Extracted data entries:
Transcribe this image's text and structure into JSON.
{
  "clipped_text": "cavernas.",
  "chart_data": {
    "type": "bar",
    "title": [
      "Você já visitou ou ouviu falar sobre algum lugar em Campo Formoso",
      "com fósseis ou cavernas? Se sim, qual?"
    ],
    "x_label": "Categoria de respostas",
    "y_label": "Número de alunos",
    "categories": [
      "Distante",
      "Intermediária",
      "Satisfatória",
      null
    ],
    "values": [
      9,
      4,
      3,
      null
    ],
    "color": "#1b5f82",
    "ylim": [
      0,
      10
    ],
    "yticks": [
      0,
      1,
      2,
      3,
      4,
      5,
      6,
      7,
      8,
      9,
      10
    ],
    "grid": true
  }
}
* * *
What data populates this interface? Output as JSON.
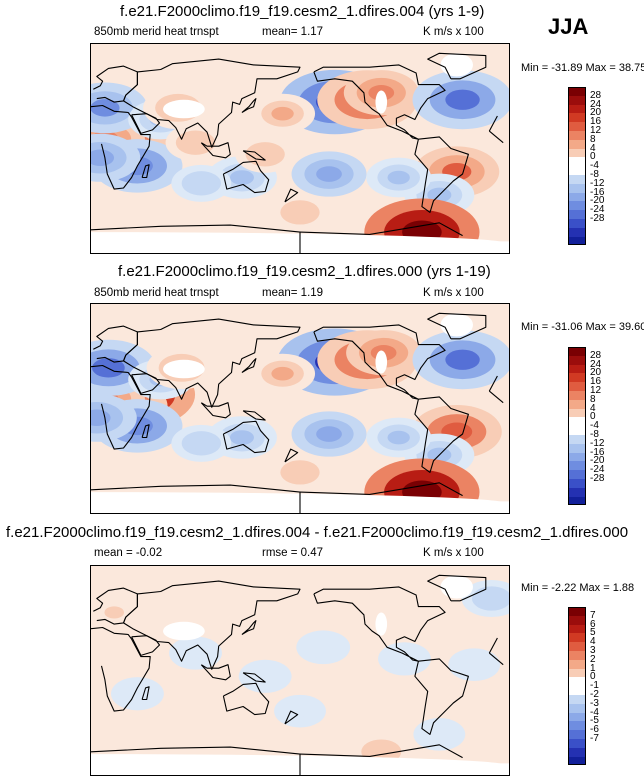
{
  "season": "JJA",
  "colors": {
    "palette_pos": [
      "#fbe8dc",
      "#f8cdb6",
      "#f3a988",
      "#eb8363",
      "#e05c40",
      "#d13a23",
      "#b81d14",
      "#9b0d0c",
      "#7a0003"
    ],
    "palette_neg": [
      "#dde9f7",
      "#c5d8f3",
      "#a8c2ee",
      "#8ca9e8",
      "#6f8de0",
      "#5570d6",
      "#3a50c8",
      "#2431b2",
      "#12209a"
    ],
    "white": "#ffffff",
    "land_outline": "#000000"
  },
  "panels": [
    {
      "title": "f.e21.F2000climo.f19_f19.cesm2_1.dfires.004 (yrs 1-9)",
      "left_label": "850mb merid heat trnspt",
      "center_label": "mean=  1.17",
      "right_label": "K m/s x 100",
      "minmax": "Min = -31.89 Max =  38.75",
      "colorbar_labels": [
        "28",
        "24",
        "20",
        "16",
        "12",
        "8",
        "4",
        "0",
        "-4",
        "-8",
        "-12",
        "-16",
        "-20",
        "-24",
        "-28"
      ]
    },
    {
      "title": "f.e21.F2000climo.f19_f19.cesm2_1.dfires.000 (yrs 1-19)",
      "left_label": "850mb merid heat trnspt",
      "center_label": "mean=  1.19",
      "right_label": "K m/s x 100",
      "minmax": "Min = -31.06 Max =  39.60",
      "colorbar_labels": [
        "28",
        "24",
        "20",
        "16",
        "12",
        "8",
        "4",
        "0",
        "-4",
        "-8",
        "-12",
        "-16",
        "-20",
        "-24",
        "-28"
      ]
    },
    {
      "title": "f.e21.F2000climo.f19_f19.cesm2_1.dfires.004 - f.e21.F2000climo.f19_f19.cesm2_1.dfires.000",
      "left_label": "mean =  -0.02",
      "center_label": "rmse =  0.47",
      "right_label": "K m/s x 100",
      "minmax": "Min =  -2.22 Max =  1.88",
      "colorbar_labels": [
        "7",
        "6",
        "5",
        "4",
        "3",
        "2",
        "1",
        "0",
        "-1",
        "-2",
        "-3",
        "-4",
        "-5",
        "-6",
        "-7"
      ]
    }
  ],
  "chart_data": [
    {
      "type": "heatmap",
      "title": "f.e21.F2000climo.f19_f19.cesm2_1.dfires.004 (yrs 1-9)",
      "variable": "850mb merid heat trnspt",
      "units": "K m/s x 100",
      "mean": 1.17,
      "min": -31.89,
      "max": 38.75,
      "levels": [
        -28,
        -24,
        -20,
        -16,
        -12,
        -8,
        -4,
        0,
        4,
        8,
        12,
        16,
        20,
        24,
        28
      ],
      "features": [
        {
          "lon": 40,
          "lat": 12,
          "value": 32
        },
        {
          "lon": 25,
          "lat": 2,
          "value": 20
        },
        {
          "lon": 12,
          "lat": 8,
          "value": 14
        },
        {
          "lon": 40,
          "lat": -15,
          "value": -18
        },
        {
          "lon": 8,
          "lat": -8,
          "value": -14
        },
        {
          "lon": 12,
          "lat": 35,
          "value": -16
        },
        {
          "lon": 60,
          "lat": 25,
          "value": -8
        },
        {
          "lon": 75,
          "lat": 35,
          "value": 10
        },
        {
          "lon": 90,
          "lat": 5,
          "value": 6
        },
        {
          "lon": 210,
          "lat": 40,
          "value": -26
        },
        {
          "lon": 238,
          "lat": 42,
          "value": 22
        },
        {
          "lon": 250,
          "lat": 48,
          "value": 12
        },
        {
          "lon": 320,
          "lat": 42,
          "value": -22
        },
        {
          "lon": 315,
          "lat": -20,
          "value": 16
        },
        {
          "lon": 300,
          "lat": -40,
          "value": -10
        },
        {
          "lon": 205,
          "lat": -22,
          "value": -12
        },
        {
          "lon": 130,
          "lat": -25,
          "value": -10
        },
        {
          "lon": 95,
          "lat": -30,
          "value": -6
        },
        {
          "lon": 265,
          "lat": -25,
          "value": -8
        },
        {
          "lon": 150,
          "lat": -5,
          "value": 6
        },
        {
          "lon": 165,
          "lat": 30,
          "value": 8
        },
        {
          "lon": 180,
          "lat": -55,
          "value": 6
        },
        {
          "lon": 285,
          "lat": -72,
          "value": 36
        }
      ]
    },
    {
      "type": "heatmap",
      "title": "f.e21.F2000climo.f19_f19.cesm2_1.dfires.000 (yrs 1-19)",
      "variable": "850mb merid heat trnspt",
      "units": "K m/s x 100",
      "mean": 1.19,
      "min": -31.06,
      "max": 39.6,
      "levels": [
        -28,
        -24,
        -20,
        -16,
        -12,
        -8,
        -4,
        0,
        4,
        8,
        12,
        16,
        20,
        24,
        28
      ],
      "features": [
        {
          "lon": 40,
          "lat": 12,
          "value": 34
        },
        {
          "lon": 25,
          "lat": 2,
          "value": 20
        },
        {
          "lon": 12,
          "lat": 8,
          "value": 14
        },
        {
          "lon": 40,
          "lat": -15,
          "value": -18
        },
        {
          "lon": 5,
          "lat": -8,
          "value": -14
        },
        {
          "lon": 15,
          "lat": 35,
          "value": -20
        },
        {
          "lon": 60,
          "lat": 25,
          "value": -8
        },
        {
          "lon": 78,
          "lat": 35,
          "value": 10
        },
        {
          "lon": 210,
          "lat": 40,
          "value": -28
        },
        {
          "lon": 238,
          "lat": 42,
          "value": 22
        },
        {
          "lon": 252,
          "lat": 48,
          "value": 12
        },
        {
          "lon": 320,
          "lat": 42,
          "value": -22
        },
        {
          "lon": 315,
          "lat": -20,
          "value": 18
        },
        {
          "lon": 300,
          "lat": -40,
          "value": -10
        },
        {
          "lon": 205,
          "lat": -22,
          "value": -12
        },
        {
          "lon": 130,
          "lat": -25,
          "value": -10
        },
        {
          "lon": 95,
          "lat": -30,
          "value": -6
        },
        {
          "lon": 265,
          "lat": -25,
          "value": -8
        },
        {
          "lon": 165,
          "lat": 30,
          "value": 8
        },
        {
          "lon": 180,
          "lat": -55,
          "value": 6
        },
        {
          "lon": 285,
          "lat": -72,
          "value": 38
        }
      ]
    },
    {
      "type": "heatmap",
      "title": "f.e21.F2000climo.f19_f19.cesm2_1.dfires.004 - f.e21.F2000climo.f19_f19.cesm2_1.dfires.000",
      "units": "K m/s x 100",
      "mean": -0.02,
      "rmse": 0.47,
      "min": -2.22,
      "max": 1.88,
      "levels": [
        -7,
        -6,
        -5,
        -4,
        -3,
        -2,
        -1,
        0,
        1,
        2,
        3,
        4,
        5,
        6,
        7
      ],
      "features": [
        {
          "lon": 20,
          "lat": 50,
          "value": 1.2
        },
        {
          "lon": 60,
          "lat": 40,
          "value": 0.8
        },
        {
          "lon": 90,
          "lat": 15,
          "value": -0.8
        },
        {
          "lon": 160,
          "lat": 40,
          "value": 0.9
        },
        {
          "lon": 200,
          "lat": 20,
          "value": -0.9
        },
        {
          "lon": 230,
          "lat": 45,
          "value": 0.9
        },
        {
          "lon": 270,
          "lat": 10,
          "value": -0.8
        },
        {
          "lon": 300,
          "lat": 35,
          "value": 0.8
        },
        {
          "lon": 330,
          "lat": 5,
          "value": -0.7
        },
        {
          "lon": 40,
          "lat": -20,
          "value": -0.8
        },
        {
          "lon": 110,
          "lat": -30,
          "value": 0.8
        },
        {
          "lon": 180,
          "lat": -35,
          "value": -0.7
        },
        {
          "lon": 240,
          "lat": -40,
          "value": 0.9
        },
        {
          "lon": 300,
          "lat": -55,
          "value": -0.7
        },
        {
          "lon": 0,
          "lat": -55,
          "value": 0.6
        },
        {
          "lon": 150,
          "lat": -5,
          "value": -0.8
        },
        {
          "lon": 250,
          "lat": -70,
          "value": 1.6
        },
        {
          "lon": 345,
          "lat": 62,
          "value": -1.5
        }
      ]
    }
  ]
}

§ Exercise goal
Among the entries, how many lines contain the string "mean"? Give the number without anything else.

§ Answer to the problem
6